Exercise requirements. Please pick out each line below that contains the string "prev" and copy those lines in full.
◆ ◆ ◆ ◆ ◆ ◆ ◆
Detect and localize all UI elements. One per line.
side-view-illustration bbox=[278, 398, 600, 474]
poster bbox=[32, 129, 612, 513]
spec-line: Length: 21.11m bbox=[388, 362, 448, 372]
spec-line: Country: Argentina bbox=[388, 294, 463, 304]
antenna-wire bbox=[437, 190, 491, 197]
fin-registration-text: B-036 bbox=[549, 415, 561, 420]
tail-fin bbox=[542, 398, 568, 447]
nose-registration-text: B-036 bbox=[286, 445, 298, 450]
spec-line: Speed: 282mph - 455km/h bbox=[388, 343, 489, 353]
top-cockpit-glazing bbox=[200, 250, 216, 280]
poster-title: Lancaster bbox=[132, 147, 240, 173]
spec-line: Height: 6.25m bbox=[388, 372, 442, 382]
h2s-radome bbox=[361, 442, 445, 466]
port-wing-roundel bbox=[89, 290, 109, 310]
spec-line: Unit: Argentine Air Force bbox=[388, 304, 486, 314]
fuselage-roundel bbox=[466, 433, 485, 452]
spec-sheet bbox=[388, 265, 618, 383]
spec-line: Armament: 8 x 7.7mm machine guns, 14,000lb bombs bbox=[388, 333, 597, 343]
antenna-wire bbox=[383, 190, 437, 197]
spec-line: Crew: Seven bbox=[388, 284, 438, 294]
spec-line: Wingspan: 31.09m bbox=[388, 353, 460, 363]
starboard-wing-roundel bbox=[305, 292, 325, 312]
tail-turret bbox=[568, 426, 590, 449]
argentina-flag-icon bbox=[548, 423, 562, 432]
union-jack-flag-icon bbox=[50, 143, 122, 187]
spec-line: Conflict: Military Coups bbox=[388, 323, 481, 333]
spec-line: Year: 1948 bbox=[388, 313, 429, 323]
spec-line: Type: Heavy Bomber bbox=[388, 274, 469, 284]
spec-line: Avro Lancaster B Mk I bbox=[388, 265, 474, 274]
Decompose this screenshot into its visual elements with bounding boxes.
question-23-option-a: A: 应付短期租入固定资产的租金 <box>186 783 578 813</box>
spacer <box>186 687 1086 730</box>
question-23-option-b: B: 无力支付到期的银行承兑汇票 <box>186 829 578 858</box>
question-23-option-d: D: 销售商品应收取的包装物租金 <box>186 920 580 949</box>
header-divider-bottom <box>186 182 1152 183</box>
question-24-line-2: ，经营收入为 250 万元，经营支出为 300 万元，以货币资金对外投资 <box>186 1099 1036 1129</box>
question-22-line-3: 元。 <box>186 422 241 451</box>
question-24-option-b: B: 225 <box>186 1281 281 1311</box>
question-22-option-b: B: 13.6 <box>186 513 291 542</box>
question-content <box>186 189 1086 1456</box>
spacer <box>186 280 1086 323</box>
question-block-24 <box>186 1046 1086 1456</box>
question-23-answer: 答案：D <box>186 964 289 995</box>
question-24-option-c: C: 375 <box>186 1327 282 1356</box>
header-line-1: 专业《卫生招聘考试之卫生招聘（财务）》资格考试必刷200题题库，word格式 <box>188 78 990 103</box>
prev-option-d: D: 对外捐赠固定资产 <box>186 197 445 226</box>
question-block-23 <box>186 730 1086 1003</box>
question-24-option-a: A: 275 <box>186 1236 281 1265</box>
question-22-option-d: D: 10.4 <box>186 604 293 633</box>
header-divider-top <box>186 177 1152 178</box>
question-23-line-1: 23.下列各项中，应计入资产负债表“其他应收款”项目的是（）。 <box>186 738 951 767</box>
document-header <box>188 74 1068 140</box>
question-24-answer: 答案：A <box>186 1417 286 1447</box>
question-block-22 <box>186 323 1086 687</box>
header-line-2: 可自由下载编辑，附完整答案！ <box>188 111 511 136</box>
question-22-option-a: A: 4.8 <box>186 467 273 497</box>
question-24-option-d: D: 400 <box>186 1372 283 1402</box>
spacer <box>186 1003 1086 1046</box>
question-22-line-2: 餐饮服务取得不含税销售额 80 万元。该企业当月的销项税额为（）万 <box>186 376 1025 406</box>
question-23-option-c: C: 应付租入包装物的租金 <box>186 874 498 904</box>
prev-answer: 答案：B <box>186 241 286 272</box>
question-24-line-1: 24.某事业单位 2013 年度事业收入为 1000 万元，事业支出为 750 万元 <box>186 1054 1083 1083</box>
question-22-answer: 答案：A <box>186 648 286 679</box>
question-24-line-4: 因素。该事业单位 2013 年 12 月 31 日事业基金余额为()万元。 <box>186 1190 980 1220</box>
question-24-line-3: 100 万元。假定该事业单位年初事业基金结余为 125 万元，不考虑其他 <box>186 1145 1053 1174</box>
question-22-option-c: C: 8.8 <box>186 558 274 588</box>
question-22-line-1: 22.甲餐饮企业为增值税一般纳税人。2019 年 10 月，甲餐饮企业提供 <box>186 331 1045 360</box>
◆ ◆ ◆ ◆ ◆ ◆ ◆
Response below.
prev-option-d: D: 对外捐赠固定资产 <box>186 197 445 226</box>
prev-answer: 答案：B <box>186 241 286 272</box>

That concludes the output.